## [Problem to solve]
Omit every picture and write out the rest of the records exactly.

## [Rows]

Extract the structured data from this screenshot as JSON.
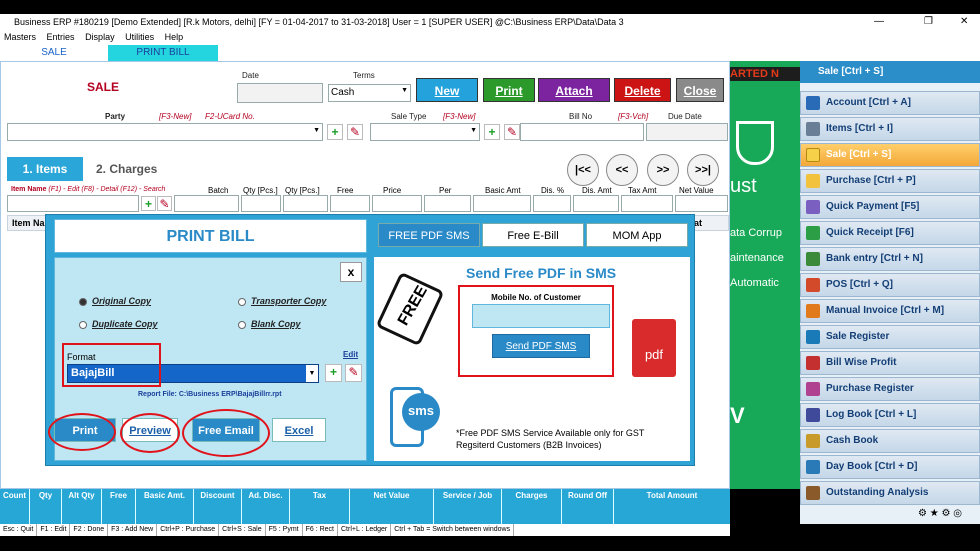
{
  "window": {
    "title": "Business ERP #180219  [Demo Extended]  [R.k Motors, delhi] [FY = 01-04-2017 to 31-03-2018] User = 1 [SUPER USER]  @C:\\Business ERP\\Data\\Data 3"
  },
  "menu": [
    "Masters",
    "Entries",
    "Display",
    "Utilities",
    "Help"
  ],
  "tabs": {
    "sale": "SALE",
    "print_bill": "PRINT BILL"
  },
  "form": {
    "title": "SALE",
    "date_label": "Date",
    "terms_label": "Terms",
    "terms_value": "Cash",
    "party_label": "Party",
    "party_hint": "[F3-New]",
    "ucard_hint": "F2-UCard No.",
    "sale_type_label": "Sale Type",
    "sale_type_hint": "[F3-New]",
    "bill_no_label": "Bill No",
    "bill_no_hint": "[F3-Vch]",
    "due_date_label": "Due Date",
    "items_tab": "1. Items",
    "charges_tab": "2. Charges",
    "nav": [
      "|<<",
      "<<",
      ">>",
      ">>|"
    ],
    "item_row_label": "Item Name",
    "item_row_hints": "(F1) - Edit  (F8) - Detail  (F12) - Search",
    "columns": [
      "Batch",
      "Qty [Pcs.]",
      "Qty [Pcs.]",
      "Free",
      "Price",
      "Per",
      "Basic Amt",
      "Dis. %",
      "Dis. Amt",
      "Tax Amt",
      "Net Value"
    ],
    "grid_header": "Item Na",
    "grid_header_right": "at"
  },
  "toolbar": {
    "new": "New",
    "print": "Print",
    "attach": "Attach",
    "delete": "Delete",
    "close": "Close"
  },
  "bottom_columns": [
    "Count",
    "Qty",
    "Alt Qty",
    "Free",
    "Basic Amt.",
    "Discount",
    "Ad. Disc.",
    "Tax",
    "Net Value",
    "Service / Job",
    "Charges",
    "Round Off",
    "Total Amount"
  ],
  "statusbar": [
    "Esc : Quit",
    "F1 : Edit",
    "F2 : Done",
    "F3 : Add New",
    "Ctrl+P : Purchase",
    "Ctrl+S : Sale",
    "F5 : Pymt",
    "F6 : Rect",
    "Ctrl+L : Ledger",
    "Ctrl + Tab = Switch between windows"
  ],
  "banner": {
    "top": "ARTED N",
    "mid1": "ust",
    "mid2": "ata Corrup",
    "mid3": "aintenance",
    "mid4": "Automatic",
    "bottom": "V"
  },
  "sidebar": {
    "header": "Sale [Ctrl + S]",
    "items": [
      {
        "label": "Account [Ctrl + A]",
        "icon": "account-icon",
        "color": "#2a6bb8"
      },
      {
        "label": "Items [Ctrl + I]",
        "icon": "items-icon",
        "color": "#6a7f96"
      },
      {
        "label": "Sale [Ctrl + S]",
        "icon": "sale-icon",
        "color": "#f7d04a"
      },
      {
        "label": "Purchase [Ctrl + P]",
        "icon": "purchase-icon",
        "color": "#f3c23c"
      },
      {
        "label": "Quick Payment [F5]",
        "icon": "payment-icon",
        "color": "#7a5fc0"
      },
      {
        "label": "Quick Receipt [F6]",
        "icon": "receipt-icon",
        "color": "#2c9e46"
      },
      {
        "label": "Bank entry [Ctrl + N]",
        "icon": "bank-icon",
        "color": "#3a8a3a"
      },
      {
        "label": "POS [Ctrl + Q]",
        "icon": "pos-icon",
        "color": "#d24a2a"
      },
      {
        "label": "Manual Invoice [Ctrl + M]",
        "icon": "invoice-icon",
        "color": "#e07a1a"
      },
      {
        "label": "Sale Register",
        "icon": "register-icon",
        "color": "#1a7ab8"
      },
      {
        "label": "Bill Wise Profit",
        "icon": "profit-icon",
        "color": "#c43030"
      },
      {
        "label": "Purchase Register",
        "icon": "purchase-register-icon",
        "color": "#b04090"
      },
      {
        "label": "Log Book [Ctrl + L]",
        "icon": "logbook-icon",
        "color": "#404a9a"
      },
      {
        "label": "Cash Book",
        "icon": "cashbook-icon",
        "color": "#c89a2a"
      },
      {
        "label": "Day Book [Ctrl + D]",
        "icon": "daybook-icon",
        "color": "#2a7ab8"
      },
      {
        "label": "Outstanding Analysis",
        "icon": "outstanding-icon",
        "color": "#8a5a2a"
      }
    ]
  },
  "dialog": {
    "title": "PRINT BILL",
    "close": "x",
    "radios": {
      "original": "Original Copy",
      "transporter": "Transporter Copy",
      "duplicate": "Duplicate Copy",
      "blank": "Blank Copy"
    },
    "format_label": "Format",
    "edit_link": "Edit",
    "format_value": "BajajBill",
    "report_file": "Report File: C:\\Business ERP\\BajajBillrr.rpt",
    "buttons": {
      "print": "Print",
      "preview": "Preview",
      "email": "Free Email",
      "excel": "Excel"
    },
    "right_tabs": [
      "FREE PDF SMS",
      "Free E-Bill",
      "MOM App"
    ],
    "sms_heading": "Send Free PDF in SMS",
    "mobile_label": "Mobile No. of Customer",
    "send_button": "Send PDF SMS",
    "free_tag": "FREE",
    "sms_badge": "sms",
    "pdf_badge": "pdf",
    "note": "*Free PDF SMS Service Available only for GST  Regsiterd  Customers (B2B Invoices)"
  }
}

## [Response to the task]
Extract the structured data from this screenshot as JSON.
{
  "window": {
    "title": "Business ERP #180219  [Demo Extended]  [R.k Motors, delhi] [FY = 01-04-2017 to 31-03-2018] User = 1 [SUPER USER]  @C:\\Business ERP\\Data\\Data 3"
  },
  "menu": [
    "Masters",
    "Entries",
    "Display",
    "Utilities",
    "Help"
  ],
  "tabs": {
    "sale": "SALE",
    "print_bill": "PRINT BILL"
  },
  "form": {
    "title": "SALE",
    "date_label": "Date",
    "terms_label": "Terms",
    "terms_value": "Cash",
    "party_label": "Party",
    "party_hint": "[F3-New]",
    "ucard_hint": "F2-UCard No.",
    "sale_type_label": "Sale Type",
    "sale_type_hint": "[F3-New]",
    "bill_no_label": "Bill No",
    "bill_no_hint": "[F3-Vch]",
    "due_date_label": "Due Date",
    "items_tab": "1. Items",
    "charges_tab": "2. Charges",
    "nav": [
      "|<<",
      "<<",
      ">>",
      ">>|"
    ],
    "item_row_label": "Item Name",
    "item_row_hints": "(F1) - Edit  (F8) - Detail  (F12) - Search",
    "columns": [
      "Batch",
      "Qty [Pcs.]",
      "Qty [Pcs.]",
      "Free",
      "Price",
      "Per",
      "Basic Amt",
      "Dis. %",
      "Dis. Amt",
      "Tax Amt",
      "Net Value"
    ],
    "grid_header": "Item Na",
    "grid_header_right": "at"
  },
  "toolbar": {
    "new": "New",
    "print": "Print",
    "attach": "Attach",
    "delete": "Delete",
    "close": "Close"
  },
  "bottom_columns": [
    "Count",
    "Qty",
    "Alt Qty",
    "Free",
    "Basic Amt.",
    "Discount",
    "Ad. Disc.",
    "Tax",
    "Net Value",
    "Service / Job",
    "Charges",
    "Round Off",
    "Total Amount"
  ],
  "statusbar": [
    "Esc : Quit",
    "F1 : Edit",
    "F2 : Done",
    "F3 : Add New",
    "Ctrl+P : Purchase",
    "Ctrl+S : Sale",
    "F5 : Pymt",
    "F6 : Rect",
    "Ctrl+L : Ledger",
    "Ctrl + Tab = Switch between windows"
  ],
  "banner": {
    "top": "ARTED N",
    "mid1": "ust",
    "mid2": "ata Corrup",
    "mid3": "aintenance",
    "mid4": "Automatic",
    "bottom": "V"
  },
  "sidebar": {
    "header": "Sale [Ctrl + S]",
    "items": [
      {
        "label": "Account [Ctrl + A]",
        "icon": "account-icon",
        "color": "#2a6bb8"
      },
      {
        "label": "Items [Ctrl + I]",
        "icon": "items-icon",
        "color": "#6a7f96"
      },
      {
        "label": "Sale [Ctrl + S]",
        "icon": "sale-icon",
        "color": "#f7d04a"
      },
      {
        "label": "Purchase [Ctrl + P]",
        "icon": "purchase-icon",
        "color": "#f3c23c"
      },
      {
        "label": "Quick Payment [F5]",
        "icon": "payment-icon",
        "color": "#7a5fc0"
      },
      {
        "label": "Quick Receipt [F6]",
        "icon": "receipt-icon",
        "color": "#2c9e46"
      },
      {
        "label": "Bank entry [Ctrl + N]",
        "icon": "bank-icon",
        "color": "#3a8a3a"
      },
      {
        "label": "POS [Ctrl + Q]",
        "icon": "pos-icon",
        "color": "#d24a2a"
      },
      {
        "label": "Manual Invoice [Ctrl + M]",
        "icon": "invoice-icon",
        "color": "#e07a1a"
      },
      {
        "label": "Sale Register",
        "icon": "register-icon",
        "color": "#1a7ab8"
      },
      {
        "label": "Bill Wise Profit",
        "icon": "profit-icon",
        "color": "#c43030"
      },
      {
        "label": "Purchase Register",
        "icon": "purchase-register-icon",
        "color": "#b04090"
      },
      {
        "label": "Log Book [Ctrl + L]",
        "icon": "logbook-icon",
        "color": "#404a9a"
      },
      {
        "label": "Cash Book",
        "icon": "cashbook-icon",
        "color": "#c89a2a"
      },
      {
        "label": "Day Book [Ctrl + D]",
        "icon": "daybook-icon",
        "color": "#2a7ab8"
      },
      {
        "label": "Outstanding Analysis",
        "icon": "outstanding-icon",
        "color": "#8a5a2a"
      }
    ]
  },
  "dialog": {
    "title": "PRINT BILL",
    "close": "x",
    "radios": {
      "original": "Original Copy",
      "transporter": "Transporter Copy",
      "duplicate": "Duplicate Copy",
      "blank": "Blank Copy"
    },
    "format_label": "Format",
    "edit_link": "Edit",
    "format_value": "BajajBill",
    "report_file": "Report File: C:\\Business ERP\\BajajBillrr.rpt",
    "buttons": {
      "print": "Print",
      "preview": "Preview",
      "email": "Free Email",
      "excel": "Excel"
    },
    "right_tabs": [
      "FREE PDF SMS",
      "Free E-Bill",
      "MOM App"
    ],
    "sms_heading": "Send Free PDF in SMS",
    "mobile_label": "Mobile No. of Customer",
    "send_button": "Send PDF SMS",
    "free_tag": "FREE",
    "sms_badge": "sms",
    "pdf_badge": "pdf",
    "note": "*Free PDF SMS Service Available only for GST  Regsiterd  Customers (B2B Invoices)"
  }
}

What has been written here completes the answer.